WHAT IS BEING ASKED:
Write out the complete material exactly as it stands.

MATERIAL SUPPLIED:
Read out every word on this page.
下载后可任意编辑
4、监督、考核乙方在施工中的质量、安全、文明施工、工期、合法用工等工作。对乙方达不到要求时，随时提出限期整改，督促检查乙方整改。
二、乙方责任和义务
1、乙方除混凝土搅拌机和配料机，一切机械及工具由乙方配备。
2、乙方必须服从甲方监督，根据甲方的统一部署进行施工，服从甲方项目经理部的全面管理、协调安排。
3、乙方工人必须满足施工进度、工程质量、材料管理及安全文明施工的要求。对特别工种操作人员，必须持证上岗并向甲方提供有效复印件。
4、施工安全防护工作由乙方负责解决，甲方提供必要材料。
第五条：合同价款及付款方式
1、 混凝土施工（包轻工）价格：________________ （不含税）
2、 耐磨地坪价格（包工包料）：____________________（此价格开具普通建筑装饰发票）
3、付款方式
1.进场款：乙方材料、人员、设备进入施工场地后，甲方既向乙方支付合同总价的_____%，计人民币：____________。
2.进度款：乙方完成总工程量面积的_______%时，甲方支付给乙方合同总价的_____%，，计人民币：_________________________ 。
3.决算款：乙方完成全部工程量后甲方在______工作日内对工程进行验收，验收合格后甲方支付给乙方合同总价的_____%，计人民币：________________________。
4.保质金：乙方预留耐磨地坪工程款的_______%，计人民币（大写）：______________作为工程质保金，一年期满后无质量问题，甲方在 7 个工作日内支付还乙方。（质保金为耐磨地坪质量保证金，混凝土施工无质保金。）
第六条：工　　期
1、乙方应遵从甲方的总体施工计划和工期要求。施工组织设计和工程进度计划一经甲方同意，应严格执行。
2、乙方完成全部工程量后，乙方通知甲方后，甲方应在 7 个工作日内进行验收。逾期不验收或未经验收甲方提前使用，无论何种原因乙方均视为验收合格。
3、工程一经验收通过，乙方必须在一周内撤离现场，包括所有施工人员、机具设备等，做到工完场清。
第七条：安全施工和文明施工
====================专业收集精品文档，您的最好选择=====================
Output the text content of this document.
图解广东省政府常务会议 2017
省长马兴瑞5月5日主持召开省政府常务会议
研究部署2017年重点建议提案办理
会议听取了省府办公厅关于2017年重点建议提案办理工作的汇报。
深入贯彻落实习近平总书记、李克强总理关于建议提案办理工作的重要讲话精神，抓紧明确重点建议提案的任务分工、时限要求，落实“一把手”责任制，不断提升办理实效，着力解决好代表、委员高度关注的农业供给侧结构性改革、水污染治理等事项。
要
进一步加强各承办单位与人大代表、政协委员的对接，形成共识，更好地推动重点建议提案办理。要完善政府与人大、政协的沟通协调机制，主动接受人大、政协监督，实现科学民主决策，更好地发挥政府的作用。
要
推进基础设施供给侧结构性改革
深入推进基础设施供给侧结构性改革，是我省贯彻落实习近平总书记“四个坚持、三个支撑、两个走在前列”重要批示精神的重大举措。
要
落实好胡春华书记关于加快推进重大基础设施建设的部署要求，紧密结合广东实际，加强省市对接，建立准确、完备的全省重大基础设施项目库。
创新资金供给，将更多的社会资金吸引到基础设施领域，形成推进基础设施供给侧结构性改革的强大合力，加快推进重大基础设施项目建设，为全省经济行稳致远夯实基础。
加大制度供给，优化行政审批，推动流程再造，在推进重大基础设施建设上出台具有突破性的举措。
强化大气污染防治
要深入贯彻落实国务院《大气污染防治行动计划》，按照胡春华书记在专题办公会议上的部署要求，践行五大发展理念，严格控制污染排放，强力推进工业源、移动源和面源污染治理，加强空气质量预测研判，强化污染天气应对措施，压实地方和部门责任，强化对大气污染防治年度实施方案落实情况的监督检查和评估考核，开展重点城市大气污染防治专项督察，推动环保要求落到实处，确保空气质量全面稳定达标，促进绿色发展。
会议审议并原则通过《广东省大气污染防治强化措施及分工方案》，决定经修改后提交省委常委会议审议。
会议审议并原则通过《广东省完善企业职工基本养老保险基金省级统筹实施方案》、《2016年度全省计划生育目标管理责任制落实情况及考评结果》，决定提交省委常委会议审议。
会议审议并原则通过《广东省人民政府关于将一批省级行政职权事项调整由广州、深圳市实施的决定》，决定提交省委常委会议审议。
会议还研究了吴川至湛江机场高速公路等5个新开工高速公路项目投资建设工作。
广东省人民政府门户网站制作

RESPONSE TO THIS EXERCISE:
Read out every word on this page.
下载后可任意编辑
4、监督、考核乙方在施工中的质量、安全、文明施工、工期、合法用工等工作。对乙方达不到要求时，随时提出限期整改，督促检查乙方整改。
二、乙方责任和义务
1、乙方除混凝土搅拌机和配料机，一切机械及工具由乙方配备。
2、乙方必须服从甲方监督，根据甲方的统一部署进行施工，服从甲方项目经理部的全面管理、协调安排。
3、乙方工人必须满足施工进度、工程质量、材料管理及安全文明施工的要求。对特别工种操作人员，必须持证上岗并向甲方提供有效复印件。
4、施工安全防护工作由乙方负责解决，甲方提供必要材料。
第五条：合同价款及付款方式
1、 混凝土施工（包轻工）价格：________________ （不含税）
2、 耐磨地坪价格（包工包料）：____________________（此价格开具普通建筑装饰发票）
3、付款方式
1.进场款：乙方材料、人员、设备进入施工场地后，甲方既向乙方支付合同总价的_____%，计人民币：____________。
2.进度款：乙方完成总工程量面积的_______%时，甲方支付给乙方合同总价的_____%，，计人民币：_________________________ 。
3.决算款：乙方完成全部工程量后甲方在______工作日内对工程进行验收，验收合格后甲方支付给乙方合同总价的_____%，计人民币：________________________。
4.保质金：乙方预留耐磨地坪工程款的_______%，计人民币（大写）：______________作为工程质保金，一年期满后无质量问题，甲方在 7 个工作日内支付还乙方。（质保金为耐磨地坪质量保证金，混凝土施工无质保金。）
第六条：工　　期
1、乙方应遵从甲方的总体施工计划和工期要求。施工组织设计和工程进度计划一经甲方同意，应严格执行。
2、乙方完成全部工程量后，乙方通知甲方后，甲方应在 7 个工作日内进行验收。逾期不验收或未经验收甲方提前使用，无论何种原因乙方均视为验收合格。
3、工程一经验收通过，乙方必须在一周内撤离现场，包括所有施工人员、机具设备等，做到工完场清。
第七条：安全施工和文明施工
====================专业收集精品文档，您的最好选择=====================
Output the text content of this document.
图解广东省政府常务会议 2017
省长马兴瑞5月5日主持召开省政府常务会议
研究部署2017年重点建议提案办理
会议听取了省府办公厅关于2017年重点建议提案办理工作的汇报。
深入贯彻落实习近平总书记、李克强总理关于建议提案办理工作的重要讲话精神，抓紧明确重点建议提案的任务分工、时限要求，落实“一把手”责任制，不断提升办理实效，着力解决好代表、委员高度关注的农业供给侧结构性改革、水污染治理等事项。
要
进一步加强各承办单位与人大代表、政协委员的对接，形成共识，更好地推动重点建议提案办理。要完善政府与人大、政协的沟通协调机制，主动接受人大、政协监督，实现科学民主决策，更好地发挥政府的作用。
要
推进基础设施供给侧结构性改革
深入推进基础设施供给侧结构性改革，是我省贯彻落实习近平总书记“四个坚持、三个支撑、两个走在前列”重要批示精神的重大举措。
要
落实好胡春华书记关于加快推进重大基础设施建设的部署要求，紧密结合广东实际，加强省市对接，建立准确、完备的全省重大基础设施项目库。
创新资金供给，将更多的社会资金吸引到基础设施领域，形成推进基础设施供给侧结构性改革的强大合力，加快推进重大基础设施项目建设，为全省经济行稳致远夯实基础。
加大制度供给，优化行政审批，推动流程再造，在推进重大基础设施建设上出台具有突破性的举措。
强化大气污染防治
要深入贯彻落实国务院《大气污染防治行动计划》，按照胡春华书记在专题办公会议上的部署要求，践行五大发展理念，严格控制污染排放，强力推进工业源、移动源和面源污染治理，加强空气质量预测研判，强化污染天气应对措施，压实地方和部门责任，强化对大气污染防治年度实施方案落实情况的监督检查和评估考核，开展重点城市大气污染防治专项督察，推动环保要求落到实处，确保空气质量全面稳定达标，促进绿色发展。
会议审议并原则通过《广东省大气污染防治强化措施及分工方案》，决定经修改后提交省委常委会议审议。
会议审议并原则通过《广东省完善企业职工基本养老保险基金省级统筹实施方案》、《2016年度全省计划生育目标管理责任制落实情况及考评结果》，决定提交省委常委会议审议。
会议审议并原则通过《广东省人民政府关于将一批省级行政职权事项调整由广州、深圳市实施的决定》，决定提交省委常委会议审议。
会议还研究了吴川至湛江机场高速公路等5个新开工高速公路项目投资建设工作。
广东省人民政府门户网站制作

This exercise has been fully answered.